▶ _Aim of the task_
Provide an exact reproduction of every entry.

▶ _Extracted entries_
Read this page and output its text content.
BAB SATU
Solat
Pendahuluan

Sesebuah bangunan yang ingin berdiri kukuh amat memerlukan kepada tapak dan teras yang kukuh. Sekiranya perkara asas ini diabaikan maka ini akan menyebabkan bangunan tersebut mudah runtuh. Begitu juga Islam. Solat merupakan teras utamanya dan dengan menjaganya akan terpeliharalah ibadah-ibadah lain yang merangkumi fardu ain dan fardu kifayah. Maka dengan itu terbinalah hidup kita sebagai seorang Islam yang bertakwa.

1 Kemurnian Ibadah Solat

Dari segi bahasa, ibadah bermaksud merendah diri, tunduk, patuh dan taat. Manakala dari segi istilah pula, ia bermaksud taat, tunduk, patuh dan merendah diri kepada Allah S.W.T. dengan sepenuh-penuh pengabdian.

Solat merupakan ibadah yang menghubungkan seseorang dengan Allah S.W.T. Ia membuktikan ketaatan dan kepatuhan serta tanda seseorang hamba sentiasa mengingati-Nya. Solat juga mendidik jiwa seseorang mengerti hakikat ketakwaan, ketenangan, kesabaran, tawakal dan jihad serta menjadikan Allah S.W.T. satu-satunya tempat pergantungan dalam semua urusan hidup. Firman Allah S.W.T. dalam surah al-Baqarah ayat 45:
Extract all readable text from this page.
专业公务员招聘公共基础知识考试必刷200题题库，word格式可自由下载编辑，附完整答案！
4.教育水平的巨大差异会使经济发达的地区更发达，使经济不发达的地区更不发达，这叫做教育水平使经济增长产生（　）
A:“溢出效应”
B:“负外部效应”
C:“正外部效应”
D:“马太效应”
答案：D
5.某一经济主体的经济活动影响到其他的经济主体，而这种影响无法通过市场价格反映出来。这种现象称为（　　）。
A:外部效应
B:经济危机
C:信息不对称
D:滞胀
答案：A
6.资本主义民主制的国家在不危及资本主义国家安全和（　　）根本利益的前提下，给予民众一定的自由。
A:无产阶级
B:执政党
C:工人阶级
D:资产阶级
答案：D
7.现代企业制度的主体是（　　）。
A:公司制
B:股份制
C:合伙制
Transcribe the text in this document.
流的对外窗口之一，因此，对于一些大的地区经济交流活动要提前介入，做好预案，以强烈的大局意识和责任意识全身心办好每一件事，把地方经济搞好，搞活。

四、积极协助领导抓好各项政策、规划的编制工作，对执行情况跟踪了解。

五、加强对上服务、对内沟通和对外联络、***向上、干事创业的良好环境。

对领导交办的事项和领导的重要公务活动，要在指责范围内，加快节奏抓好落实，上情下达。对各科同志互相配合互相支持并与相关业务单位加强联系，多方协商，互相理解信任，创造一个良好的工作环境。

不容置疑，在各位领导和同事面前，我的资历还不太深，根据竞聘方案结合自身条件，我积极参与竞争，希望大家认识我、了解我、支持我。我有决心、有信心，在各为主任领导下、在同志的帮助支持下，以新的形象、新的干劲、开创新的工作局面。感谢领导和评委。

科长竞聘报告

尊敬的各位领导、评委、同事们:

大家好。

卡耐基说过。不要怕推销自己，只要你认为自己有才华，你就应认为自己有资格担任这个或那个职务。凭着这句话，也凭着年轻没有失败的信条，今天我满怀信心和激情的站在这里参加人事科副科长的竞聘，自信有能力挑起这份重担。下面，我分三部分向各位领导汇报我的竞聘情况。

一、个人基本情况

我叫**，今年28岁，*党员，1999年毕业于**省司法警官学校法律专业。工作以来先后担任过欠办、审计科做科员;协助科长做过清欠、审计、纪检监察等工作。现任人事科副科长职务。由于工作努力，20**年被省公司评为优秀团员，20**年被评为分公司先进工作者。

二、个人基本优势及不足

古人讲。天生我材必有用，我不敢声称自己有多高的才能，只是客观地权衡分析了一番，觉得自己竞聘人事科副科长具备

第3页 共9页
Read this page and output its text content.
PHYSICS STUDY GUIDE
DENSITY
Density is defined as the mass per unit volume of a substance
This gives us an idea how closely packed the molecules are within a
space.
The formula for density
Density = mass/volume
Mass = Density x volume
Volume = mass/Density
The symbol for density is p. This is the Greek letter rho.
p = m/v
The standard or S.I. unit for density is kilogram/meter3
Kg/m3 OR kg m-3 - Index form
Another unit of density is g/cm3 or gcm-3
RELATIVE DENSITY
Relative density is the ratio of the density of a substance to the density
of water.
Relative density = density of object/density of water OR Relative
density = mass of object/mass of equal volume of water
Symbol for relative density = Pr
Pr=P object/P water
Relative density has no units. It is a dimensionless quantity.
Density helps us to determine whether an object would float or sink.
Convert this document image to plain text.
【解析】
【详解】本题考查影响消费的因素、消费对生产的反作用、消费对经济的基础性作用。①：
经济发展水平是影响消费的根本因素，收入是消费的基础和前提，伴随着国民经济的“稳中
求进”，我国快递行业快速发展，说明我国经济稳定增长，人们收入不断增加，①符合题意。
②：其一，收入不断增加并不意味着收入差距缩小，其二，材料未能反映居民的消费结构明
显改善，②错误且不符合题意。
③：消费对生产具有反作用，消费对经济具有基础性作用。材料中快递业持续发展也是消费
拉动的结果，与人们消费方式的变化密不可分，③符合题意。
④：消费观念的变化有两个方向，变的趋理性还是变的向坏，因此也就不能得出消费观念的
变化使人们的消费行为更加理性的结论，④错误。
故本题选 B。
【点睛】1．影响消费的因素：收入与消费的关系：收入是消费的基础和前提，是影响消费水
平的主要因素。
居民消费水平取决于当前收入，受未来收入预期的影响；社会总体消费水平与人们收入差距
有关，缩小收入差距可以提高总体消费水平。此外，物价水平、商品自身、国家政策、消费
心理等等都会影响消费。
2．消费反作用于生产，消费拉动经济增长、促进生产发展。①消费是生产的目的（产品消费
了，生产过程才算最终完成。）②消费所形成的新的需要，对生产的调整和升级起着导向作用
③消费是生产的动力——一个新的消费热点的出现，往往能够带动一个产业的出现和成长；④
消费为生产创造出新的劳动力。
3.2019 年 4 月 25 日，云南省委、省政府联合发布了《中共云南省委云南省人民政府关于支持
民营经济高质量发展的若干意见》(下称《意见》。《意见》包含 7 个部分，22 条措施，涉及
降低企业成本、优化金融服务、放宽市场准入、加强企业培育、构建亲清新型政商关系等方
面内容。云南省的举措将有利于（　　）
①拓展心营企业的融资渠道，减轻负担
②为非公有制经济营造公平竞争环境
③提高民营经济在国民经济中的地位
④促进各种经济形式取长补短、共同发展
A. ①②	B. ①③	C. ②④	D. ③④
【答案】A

▶ _Response to this exercise_
Read this page and output its text content.
BAB SATU
Solat
Pendahuluan

Sesebuah bangunan yang ingin berdiri kukuh amat memerlukan kepada tapak dan teras yang kukuh. Sekiranya perkara asas ini diabaikan maka ini akan menyebabkan bangunan tersebut mudah runtuh. Begitu juga Islam. Solat merupakan teras utamanya dan dengan menjaganya akan terpeliharalah ibadah-ibadah lain yang merangkumi fardu ain dan fardu kifayah. Maka dengan itu terbinalah hidup kita sebagai seorang Islam yang bertakwa.

1 Kemurnian Ibadah Solat

Dari segi bahasa, ibadah bermaksud merendah diri, tunduk, patuh dan taat. Manakala dari segi istilah pula, ia bermaksud taat, tunduk, patuh dan merendah diri kepada Allah S.W.T. dengan sepenuh-penuh pengabdian.

Solat merupakan ibadah yang menghubungkan seseorang dengan Allah S.W.T. Ia membuktikan ketaatan dan kepatuhan serta tanda seseorang hamba sentiasa mengingati-Nya. Solat juga mendidik jiwa seseorang mengerti hakikat ketakwaan, ketenangan, kesabaran, tawakal dan jihad serta menjadikan Allah S.W.T. satu-satunya tempat pergantungan dalam semua urusan hidup. Firman Allah S.W.T. dalam surah al-Baqarah ayat 45:
Extract all readable text from this page.
专业公务员招聘公共基础知识考试必刷200题题库，word格式可自由下载编辑，附完整答案！
4.教育水平的巨大差异会使经济发达的地区更发达，使经济不发达的地区更不发达，这叫做教育水平使经济增长产生（　）
A:“溢出效应”
B:“负外部效应”
C:“正外部效应”
D:“马太效应”
答案：D
5.某一经济主体的经济活动影响到其他的经济主体，而这种影响无法通过市场价格反映出来。这种现象称为（　　）。
A:外部效应
B:经济危机
C:信息不对称
D:滞胀
答案：A
6.资本主义民主制的国家在不危及资本主义国家安全和（　　）根本利益的前提下，给予民众一定的自由。
A:无产阶级
B:执政党
C:工人阶级
D:资产阶级
答案：D
7.现代企业制度的主体是（　　）。
A:公司制
B:股份制
C:合伙制
Transcribe the text in this document.
流的对外窗口之一，因此，对于一些大的地区经济交流活动要提前介入，做好预案，以强烈的大局意识和责任意识全身心办好每一件事，把地方经济搞好，搞活。

四、积极协助领导抓好各项政策、规划的编制工作，对执行情况跟踪了解。

五、加强对上服务、对内沟通和对外联络、***向上、干事创业的良好环境。

对领导交办的事项和领导的重要公务活动，要在指责范围内，加快节奏抓好落实，上情下达。对各科同志互相配合互相支持并与相关业务单位加强联系，多方协商，互相理解信任，创造一个良好的工作环境。

不容置疑，在各位领导和同事面前，我的资历还不太深，根据竞聘方案结合自身条件，我积极参与竞争，希望大家认识我、了解我、支持我。我有决心、有信心，在各为主任领导下、在同志的帮助支持下，以新的形象、新的干劲、开创新的工作局面。感谢领导和评委。

科长竞聘报告

尊敬的各位领导、评委、同事们:

大家好。

卡耐基说过。不要怕推销自己，只要你认为自己有才华，你就应认为自己有资格担任这个或那个职务。凭着这句话，也凭着年轻没有失败的信条，今天我满怀信心和激情的站在这里参加人事科副科长的竞聘，自信有能力挑起这份重担。下面，我分三部分向各位领导汇报我的竞聘情况。

一、个人基本情况

我叫**，今年28岁，*党员，1999年毕业于**省司法警官学校法律专业。工作以来先后担任过欠办、审计科做科员;协助科长做过清欠、审计、纪检监察等工作。现任人事科副科长职务。由于工作努力，20**年被省公司评为优秀团员，20**年被评为分公司先进工作者。

二、个人基本优势及不足

古人讲。天生我材必有用，我不敢声称自己有多高的才能，只是客观地权衡分析了一番，觉得自己竞聘人事科副科长具备

第3页 共9页
Read this page and output its text content.
PHYSICS STUDY GUIDE
DENSITY
Density is defined as the mass per unit volume of a substance
This gives us an idea how closely packed the molecules are within a
space.
The formula for density
Density = mass/volume
Mass = Density x volume
Volume = mass/Density
The symbol for density is p. This is the Greek letter rho.
p = m/v
The standard or S.I. unit for density is kilogram/meter3
Kg/m3 OR kg m-3 - Index form
Another unit of density is g/cm3 or gcm-3
RELATIVE DENSITY
Relative density is the ratio of the density of a substance to the density
of water.
Relative density = density of object/density of water OR Relative
density = mass of object/mass of equal volume of water
Symbol for relative density = Pr
Pr=P object/P water
Relative density has no units. It is a dimensionless quantity.
Density helps us to determine whether an object would float or sink.
Convert this document image to plain text.
【解析】
【详解】本题考查影响消费的因素、消费对生产的反作用、消费对经济的基础性作用。①：
经济发展水平是影响消费的根本因素，收入是消费的基础和前提，伴随着国民经济的“稳中
求进”，我国快递行业快速发展，说明我国经济稳定增长，人们收入不断增加，①符合题意。
②：其一，收入不断增加并不意味着收入差距缩小，其二，材料未能反映居民的消费结构明
显改善，②错误且不符合题意。
③：消费对生产具有反作用，消费对经济具有基础性作用。材料中快递业持续发展也是消费
拉动的结果，与人们消费方式的变化密不可分，③符合题意。
④：消费观念的变化有两个方向，变的趋理性还是变的向坏，因此也就不能得出消费观念的
变化使人们的消费行为更加理性的结论，④错误。
故本题选 B。
【点睛】1．影响消费的因素：收入与消费的关系：收入是消费的基础和前提，是影响消费水
平的主要因素。
居民消费水平取决于当前收入，受未来收入预期的影响；社会总体消费水平与人们收入差距
有关，缩小收入差距可以提高总体消费水平。此外，物价水平、商品自身、国家政策、消费
心理等等都会影响消费。
2．消费反作用于生产，消费拉动经济增长、促进生产发展。①消费是生产的目的（产品消费
了，生产过程才算最终完成。）②消费所形成的新的需要，对生产的调整和升级起着导向作用
③消费是生产的动力——一个新的消费热点的出现，往往能够带动一个产业的出现和成长；④
消费为生产创造出新的劳动力。
3.2019 年 4 月 25 日，云南省委、省政府联合发布了《中共云南省委云南省人民政府关于支持
民营经济高质量发展的若干意见》(下称《意见》。《意见》包含 7 个部分，22 条措施，涉及
降低企业成本、优化金融服务、放宽市场准入、加强企业培育、构建亲清新型政商关系等方
面内容。云南省的举措将有利于（　　）
①拓展心营企业的融资渠道，减轻负担
②为非公有制经济营造公平竞争环境
③提高民营经济在国民经济中的地位
④促进各种经济形式取长补短、共同发展
A. ①②	B. ①③	C. ②④	D. ③④
【答案】A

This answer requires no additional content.